* [RECORDS FOR THE TASK]
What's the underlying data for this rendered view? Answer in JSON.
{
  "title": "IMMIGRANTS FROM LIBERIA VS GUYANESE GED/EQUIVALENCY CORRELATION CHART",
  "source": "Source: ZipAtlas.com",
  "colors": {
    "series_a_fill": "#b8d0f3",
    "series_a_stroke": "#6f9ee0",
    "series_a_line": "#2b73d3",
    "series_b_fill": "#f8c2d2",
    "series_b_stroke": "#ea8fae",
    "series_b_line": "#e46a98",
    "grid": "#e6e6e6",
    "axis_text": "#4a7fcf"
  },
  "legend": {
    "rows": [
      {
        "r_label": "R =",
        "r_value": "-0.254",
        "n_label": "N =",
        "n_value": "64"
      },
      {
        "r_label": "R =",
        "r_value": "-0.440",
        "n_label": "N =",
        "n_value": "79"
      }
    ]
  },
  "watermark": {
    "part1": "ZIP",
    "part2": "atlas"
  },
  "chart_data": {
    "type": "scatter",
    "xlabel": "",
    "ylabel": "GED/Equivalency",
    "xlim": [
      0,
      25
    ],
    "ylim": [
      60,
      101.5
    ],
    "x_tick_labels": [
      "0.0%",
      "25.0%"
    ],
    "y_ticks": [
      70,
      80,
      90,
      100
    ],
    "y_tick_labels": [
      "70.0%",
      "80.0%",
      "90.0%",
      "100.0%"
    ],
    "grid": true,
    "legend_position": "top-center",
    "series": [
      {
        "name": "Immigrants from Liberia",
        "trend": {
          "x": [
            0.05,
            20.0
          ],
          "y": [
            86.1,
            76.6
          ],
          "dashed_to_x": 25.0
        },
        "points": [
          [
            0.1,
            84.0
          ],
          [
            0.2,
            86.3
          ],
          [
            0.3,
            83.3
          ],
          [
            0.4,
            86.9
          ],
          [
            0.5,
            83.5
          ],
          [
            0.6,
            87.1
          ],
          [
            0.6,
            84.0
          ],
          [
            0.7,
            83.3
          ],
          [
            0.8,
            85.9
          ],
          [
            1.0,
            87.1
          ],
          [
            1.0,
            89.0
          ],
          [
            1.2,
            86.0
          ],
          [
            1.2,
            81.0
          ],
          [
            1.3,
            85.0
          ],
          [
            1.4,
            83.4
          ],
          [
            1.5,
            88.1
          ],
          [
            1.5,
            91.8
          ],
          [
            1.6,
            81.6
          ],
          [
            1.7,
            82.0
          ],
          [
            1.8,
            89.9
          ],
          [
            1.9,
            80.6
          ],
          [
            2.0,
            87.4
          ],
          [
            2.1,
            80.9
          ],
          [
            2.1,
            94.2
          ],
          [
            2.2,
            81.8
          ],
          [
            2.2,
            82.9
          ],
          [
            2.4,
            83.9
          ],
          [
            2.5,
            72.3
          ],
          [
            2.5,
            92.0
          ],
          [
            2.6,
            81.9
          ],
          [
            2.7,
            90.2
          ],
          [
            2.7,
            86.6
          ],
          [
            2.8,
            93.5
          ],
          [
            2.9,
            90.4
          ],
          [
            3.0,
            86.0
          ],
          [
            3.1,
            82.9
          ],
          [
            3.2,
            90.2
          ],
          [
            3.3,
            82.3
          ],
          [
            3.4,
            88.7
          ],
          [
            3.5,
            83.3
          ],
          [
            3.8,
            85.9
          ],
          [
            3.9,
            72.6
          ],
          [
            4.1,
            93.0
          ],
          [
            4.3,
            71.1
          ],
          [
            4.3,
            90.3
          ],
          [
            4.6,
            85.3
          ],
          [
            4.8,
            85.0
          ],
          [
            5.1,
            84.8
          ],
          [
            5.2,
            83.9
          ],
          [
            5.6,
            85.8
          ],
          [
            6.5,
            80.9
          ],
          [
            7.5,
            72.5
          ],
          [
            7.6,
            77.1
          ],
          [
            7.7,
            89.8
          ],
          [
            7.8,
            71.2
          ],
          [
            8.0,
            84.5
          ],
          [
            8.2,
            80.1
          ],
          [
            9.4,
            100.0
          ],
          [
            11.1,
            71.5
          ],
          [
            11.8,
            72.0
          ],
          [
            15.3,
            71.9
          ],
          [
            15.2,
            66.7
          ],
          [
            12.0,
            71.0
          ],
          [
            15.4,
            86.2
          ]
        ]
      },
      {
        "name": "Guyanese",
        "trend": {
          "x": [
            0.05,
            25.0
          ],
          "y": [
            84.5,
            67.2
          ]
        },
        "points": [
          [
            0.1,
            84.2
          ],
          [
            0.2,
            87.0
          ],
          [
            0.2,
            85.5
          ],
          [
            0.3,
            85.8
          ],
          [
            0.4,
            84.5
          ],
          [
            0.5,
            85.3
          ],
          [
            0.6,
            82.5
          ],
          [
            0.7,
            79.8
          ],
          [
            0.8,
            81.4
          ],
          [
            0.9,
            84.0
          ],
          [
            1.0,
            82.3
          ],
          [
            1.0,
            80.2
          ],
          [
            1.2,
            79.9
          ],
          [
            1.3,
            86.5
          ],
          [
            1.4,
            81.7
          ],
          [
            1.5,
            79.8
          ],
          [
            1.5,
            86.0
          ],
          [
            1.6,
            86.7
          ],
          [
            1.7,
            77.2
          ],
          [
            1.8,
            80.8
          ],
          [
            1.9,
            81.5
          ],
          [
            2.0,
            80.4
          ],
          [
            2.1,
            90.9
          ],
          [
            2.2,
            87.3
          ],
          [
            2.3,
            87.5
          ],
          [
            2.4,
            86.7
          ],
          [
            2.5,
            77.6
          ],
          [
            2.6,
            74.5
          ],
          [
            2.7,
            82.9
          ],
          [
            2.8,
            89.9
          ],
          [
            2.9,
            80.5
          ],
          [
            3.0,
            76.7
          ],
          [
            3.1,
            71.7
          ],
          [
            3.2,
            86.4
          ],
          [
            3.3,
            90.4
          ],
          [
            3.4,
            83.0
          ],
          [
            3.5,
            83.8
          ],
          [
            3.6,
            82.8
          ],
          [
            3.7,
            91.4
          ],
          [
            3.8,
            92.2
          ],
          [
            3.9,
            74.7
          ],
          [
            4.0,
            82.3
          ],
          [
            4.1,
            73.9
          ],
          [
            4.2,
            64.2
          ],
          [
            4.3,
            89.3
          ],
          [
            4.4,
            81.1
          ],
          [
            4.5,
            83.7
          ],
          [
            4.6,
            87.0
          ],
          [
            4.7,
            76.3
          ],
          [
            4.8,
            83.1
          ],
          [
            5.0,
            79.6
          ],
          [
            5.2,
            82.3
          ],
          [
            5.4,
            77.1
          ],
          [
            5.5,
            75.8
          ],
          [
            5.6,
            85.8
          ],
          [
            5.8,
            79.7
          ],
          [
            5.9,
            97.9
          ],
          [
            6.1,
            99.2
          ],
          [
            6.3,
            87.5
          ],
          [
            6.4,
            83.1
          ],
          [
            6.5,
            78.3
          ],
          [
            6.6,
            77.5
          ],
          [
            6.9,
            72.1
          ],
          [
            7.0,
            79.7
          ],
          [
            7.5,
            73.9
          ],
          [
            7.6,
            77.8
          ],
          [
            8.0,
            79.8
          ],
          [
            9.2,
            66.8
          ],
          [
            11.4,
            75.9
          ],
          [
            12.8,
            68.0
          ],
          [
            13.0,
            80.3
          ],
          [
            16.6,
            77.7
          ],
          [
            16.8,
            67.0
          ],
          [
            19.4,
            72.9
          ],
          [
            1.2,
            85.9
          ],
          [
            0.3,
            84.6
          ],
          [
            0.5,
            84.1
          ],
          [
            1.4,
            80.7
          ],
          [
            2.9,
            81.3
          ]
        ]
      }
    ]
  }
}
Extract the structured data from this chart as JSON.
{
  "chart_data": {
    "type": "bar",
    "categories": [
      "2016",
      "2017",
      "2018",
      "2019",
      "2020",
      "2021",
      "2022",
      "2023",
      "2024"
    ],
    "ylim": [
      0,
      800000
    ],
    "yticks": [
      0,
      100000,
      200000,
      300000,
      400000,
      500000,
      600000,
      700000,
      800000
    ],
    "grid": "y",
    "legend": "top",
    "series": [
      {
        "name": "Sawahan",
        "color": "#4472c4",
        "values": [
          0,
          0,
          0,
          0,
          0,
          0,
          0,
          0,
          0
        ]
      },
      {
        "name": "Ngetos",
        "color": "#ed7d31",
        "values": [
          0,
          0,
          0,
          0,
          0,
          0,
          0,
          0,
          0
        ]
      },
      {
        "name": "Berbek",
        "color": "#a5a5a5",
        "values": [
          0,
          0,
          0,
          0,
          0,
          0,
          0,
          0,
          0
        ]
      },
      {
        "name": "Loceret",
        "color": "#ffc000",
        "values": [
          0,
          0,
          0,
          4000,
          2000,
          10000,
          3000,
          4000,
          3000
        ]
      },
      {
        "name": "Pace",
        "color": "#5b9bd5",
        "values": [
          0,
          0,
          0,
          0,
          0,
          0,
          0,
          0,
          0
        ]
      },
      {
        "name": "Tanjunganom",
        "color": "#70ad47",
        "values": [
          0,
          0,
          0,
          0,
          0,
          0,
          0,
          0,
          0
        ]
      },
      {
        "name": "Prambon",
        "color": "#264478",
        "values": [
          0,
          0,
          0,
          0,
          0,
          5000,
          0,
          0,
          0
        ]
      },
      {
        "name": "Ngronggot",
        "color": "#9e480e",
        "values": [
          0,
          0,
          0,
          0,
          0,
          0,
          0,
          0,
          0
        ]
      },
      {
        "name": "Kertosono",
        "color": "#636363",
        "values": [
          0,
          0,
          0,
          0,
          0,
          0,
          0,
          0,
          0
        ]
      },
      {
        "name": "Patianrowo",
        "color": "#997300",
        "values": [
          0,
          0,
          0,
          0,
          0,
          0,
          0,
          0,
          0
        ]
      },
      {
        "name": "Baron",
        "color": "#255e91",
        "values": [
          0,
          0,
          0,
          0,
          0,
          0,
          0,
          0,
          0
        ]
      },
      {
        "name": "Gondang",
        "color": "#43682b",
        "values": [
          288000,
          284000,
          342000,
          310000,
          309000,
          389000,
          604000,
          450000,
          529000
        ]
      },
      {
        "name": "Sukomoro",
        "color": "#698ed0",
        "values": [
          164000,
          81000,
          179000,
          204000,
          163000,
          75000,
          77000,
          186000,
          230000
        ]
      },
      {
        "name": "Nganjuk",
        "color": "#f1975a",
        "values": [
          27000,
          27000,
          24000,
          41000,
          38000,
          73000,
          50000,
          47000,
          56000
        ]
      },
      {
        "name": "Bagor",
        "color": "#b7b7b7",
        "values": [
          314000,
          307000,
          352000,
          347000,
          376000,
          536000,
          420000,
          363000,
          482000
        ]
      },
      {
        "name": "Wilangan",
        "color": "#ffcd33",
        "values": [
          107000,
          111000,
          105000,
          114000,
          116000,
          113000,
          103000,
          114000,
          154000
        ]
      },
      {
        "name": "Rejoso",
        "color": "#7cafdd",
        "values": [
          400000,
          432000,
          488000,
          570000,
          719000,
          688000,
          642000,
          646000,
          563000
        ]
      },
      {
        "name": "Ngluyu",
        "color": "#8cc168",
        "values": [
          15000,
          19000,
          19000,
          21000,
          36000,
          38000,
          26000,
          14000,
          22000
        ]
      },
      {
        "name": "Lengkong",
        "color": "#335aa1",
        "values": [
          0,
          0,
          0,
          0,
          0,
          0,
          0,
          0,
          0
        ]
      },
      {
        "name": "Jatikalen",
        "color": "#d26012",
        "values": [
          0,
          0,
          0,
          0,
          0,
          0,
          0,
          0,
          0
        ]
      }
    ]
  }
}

* [BRIEF]
Say how many lines have the string "this" in them, offering no words beyond the number.

* [EXERCISE RESPONSE]
2